* Data records:
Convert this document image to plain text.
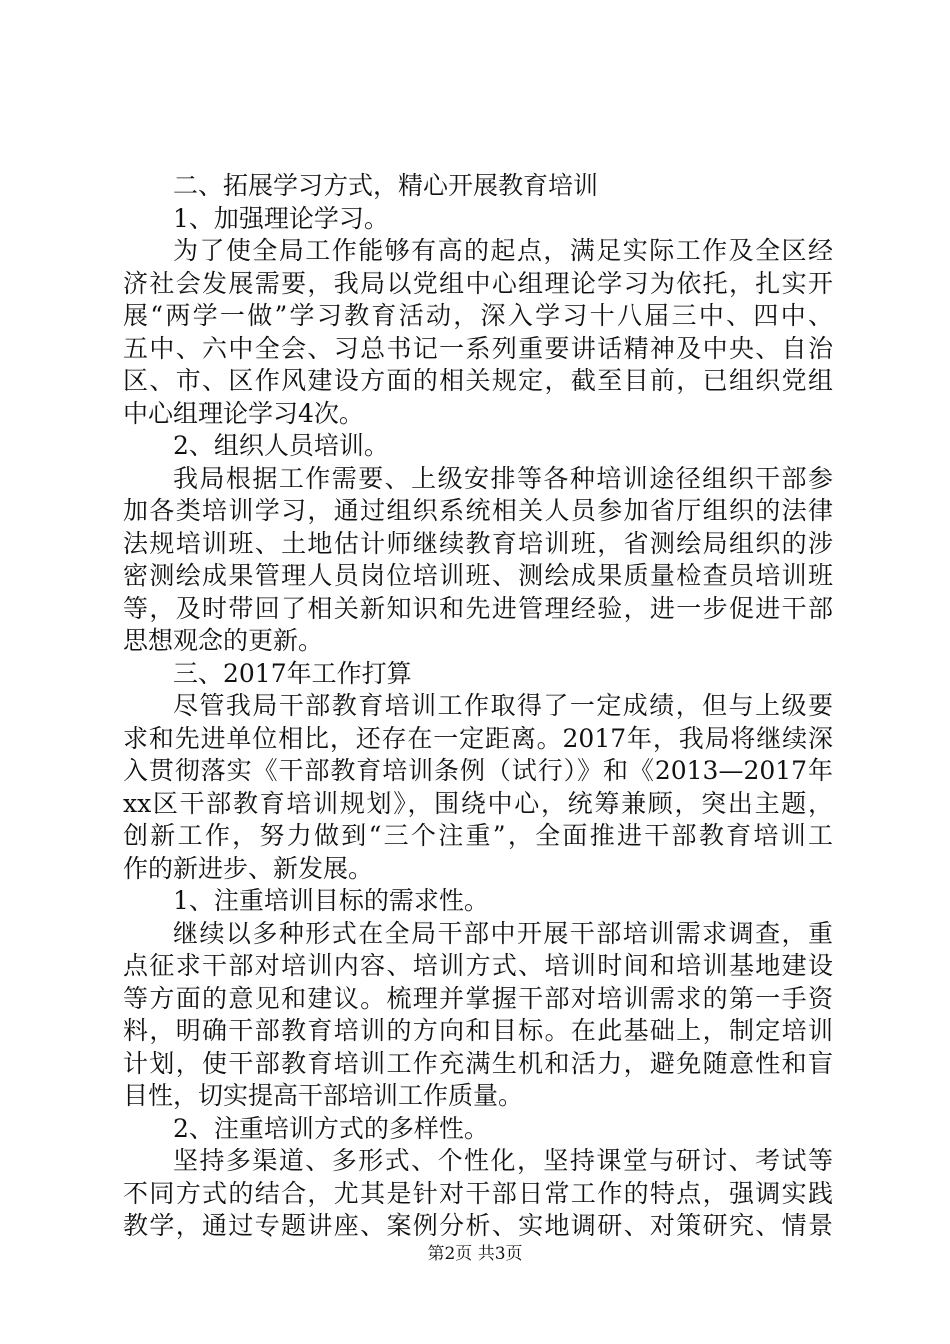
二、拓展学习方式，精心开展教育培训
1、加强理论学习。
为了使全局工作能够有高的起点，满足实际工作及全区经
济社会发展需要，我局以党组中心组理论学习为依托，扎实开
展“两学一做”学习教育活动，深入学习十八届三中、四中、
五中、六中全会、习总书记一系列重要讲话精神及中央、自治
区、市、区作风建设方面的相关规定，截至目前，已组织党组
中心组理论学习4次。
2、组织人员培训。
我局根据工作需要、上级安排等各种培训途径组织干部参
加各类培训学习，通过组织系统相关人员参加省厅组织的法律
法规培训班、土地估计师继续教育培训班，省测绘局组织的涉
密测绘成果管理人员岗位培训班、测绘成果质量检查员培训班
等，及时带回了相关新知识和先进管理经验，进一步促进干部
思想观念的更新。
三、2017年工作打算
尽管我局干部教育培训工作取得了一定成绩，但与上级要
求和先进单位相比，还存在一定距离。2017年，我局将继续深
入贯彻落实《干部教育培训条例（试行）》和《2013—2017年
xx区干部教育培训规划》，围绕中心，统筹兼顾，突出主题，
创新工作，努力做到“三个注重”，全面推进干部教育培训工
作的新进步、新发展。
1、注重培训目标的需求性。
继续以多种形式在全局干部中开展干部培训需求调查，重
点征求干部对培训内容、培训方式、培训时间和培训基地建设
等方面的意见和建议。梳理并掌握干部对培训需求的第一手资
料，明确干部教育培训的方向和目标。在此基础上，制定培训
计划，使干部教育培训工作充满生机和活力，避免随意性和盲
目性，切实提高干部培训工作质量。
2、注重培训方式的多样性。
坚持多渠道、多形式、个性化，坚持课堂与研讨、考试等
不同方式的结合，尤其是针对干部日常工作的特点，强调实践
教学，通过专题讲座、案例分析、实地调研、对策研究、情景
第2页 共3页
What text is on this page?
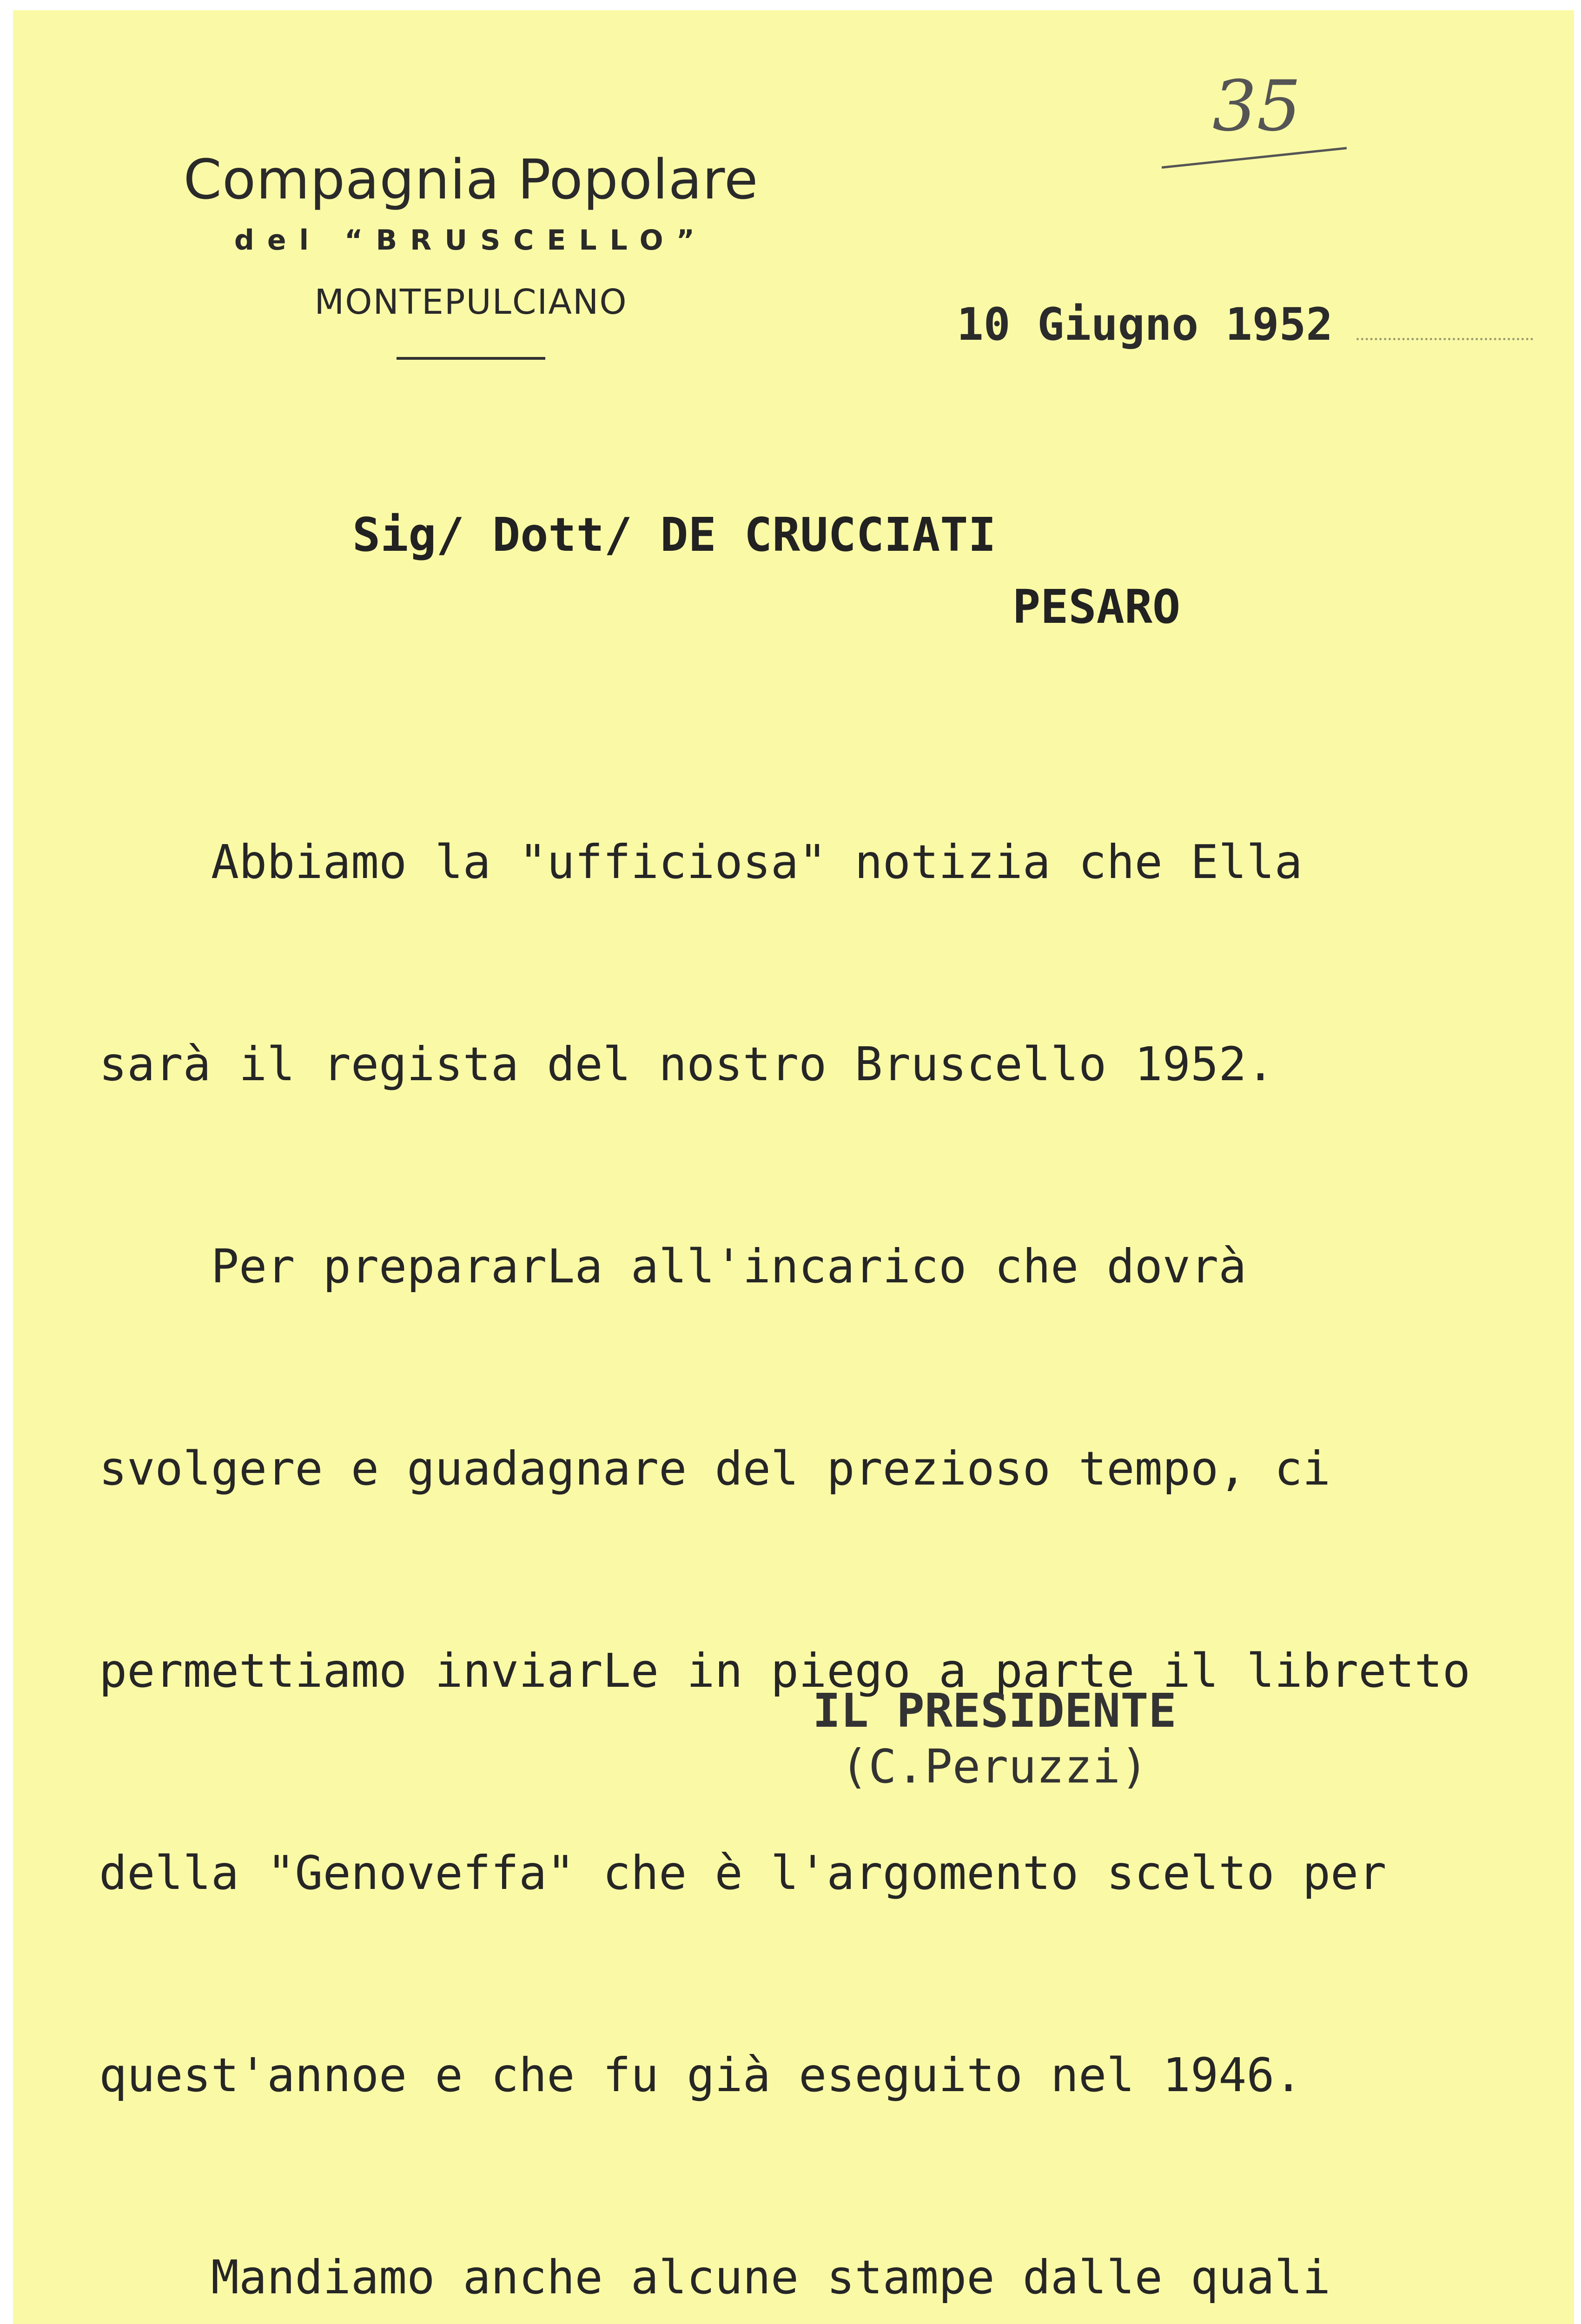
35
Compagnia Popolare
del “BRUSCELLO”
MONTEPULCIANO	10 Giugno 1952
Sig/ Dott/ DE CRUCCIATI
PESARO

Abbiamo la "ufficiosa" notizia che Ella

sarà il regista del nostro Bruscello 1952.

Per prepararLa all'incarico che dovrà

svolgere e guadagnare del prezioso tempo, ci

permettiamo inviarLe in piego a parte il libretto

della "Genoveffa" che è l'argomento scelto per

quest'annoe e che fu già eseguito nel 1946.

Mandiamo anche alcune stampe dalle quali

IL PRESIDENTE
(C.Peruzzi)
--
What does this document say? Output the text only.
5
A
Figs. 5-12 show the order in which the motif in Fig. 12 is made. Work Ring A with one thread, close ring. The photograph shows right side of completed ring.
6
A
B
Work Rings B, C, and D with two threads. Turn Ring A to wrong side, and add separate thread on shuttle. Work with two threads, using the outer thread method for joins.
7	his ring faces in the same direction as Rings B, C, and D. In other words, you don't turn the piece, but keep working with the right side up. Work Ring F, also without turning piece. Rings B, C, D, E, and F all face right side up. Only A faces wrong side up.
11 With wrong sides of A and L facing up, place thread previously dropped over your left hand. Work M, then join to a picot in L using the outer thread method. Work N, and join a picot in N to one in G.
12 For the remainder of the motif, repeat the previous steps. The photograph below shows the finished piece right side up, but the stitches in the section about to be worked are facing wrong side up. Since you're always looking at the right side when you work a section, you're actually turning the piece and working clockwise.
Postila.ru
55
--
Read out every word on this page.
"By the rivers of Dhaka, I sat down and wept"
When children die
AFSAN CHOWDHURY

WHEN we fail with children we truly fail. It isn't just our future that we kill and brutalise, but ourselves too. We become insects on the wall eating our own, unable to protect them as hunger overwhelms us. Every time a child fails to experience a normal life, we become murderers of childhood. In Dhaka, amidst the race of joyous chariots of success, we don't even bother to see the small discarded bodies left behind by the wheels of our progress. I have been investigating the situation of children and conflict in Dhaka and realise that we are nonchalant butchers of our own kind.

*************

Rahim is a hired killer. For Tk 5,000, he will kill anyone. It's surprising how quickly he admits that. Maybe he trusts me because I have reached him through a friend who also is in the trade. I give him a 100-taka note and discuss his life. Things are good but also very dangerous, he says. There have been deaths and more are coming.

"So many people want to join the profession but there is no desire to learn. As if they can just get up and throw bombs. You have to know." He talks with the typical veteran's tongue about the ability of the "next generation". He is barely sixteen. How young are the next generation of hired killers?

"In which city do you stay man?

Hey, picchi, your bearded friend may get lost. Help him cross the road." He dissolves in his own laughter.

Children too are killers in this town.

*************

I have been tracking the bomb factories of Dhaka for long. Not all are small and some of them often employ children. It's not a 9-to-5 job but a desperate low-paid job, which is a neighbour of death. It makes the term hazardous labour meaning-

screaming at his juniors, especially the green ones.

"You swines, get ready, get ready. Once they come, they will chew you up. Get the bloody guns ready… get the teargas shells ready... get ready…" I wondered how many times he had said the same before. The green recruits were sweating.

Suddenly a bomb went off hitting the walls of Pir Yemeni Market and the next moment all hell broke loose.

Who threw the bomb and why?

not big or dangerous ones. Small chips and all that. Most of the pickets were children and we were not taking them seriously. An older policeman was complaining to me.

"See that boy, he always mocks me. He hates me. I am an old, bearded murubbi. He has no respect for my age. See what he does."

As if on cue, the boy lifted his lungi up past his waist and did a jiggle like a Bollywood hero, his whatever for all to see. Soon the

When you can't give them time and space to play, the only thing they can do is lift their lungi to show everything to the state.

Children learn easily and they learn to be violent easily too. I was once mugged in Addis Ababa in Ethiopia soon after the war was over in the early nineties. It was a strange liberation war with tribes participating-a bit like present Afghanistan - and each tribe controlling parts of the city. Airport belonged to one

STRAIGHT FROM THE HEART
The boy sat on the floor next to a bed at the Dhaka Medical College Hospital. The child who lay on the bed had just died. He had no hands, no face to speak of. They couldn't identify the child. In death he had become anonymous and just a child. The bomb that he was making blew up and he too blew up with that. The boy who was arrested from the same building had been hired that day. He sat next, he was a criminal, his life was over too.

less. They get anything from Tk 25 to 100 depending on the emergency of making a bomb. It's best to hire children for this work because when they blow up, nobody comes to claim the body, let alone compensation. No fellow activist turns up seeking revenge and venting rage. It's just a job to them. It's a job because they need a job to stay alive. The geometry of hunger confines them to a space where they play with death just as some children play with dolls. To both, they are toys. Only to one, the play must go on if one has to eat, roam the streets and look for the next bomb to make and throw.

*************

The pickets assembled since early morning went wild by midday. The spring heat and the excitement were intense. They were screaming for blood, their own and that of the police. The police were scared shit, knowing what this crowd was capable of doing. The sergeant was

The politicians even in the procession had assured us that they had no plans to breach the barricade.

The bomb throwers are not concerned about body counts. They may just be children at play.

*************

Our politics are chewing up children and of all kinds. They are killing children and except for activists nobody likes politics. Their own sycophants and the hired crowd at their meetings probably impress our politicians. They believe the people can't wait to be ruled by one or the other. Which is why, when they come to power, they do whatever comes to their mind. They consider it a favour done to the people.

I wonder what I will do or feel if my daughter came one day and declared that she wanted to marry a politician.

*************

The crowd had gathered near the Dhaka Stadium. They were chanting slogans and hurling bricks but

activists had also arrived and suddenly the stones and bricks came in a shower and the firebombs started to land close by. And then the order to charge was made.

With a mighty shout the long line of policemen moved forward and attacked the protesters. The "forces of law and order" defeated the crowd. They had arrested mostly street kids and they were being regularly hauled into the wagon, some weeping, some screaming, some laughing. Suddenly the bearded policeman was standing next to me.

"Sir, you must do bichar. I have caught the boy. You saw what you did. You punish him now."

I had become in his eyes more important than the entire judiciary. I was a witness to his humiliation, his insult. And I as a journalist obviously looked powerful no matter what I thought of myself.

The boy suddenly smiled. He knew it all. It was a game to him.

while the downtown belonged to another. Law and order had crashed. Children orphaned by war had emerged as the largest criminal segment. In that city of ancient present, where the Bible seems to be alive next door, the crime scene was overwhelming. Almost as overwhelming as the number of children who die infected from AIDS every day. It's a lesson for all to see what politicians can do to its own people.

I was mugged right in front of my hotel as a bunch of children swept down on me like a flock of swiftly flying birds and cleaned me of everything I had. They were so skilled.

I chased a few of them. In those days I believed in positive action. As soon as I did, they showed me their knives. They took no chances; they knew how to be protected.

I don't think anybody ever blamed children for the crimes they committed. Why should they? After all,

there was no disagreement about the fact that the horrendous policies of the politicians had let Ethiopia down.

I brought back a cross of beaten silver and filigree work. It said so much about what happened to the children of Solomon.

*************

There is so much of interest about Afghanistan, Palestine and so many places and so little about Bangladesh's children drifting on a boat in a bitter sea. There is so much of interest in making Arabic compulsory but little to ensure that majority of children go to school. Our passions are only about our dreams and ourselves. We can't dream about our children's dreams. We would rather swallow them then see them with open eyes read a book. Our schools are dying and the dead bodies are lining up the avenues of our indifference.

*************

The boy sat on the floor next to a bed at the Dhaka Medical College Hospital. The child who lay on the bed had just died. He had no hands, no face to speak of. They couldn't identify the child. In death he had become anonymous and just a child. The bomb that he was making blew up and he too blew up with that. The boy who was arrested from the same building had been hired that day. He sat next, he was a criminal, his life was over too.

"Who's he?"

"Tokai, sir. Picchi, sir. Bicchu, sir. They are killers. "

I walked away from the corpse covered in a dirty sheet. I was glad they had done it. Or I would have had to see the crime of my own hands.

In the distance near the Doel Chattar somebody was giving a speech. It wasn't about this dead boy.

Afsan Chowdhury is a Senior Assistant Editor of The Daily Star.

* What is required: Pull out each line of the records holding the string "working".

* Finished answer:
7	his ring faces in the same direction as Rings B, C, and D. In other words, you don't turn the piece, but keep working with the right side up. Work Ring F, also without turning piece. Rings B, C, D, E, and F all face right side up. Only A faces wrong side up.
12 For the remainder of the motif, repeat the previous steps. The photograph below shows the finished piece right side up, but the stitches in the section about to be worked are facing wrong side up. Since you're always looking at the right side when you work a section, you're actually turning the piece and working clockwise.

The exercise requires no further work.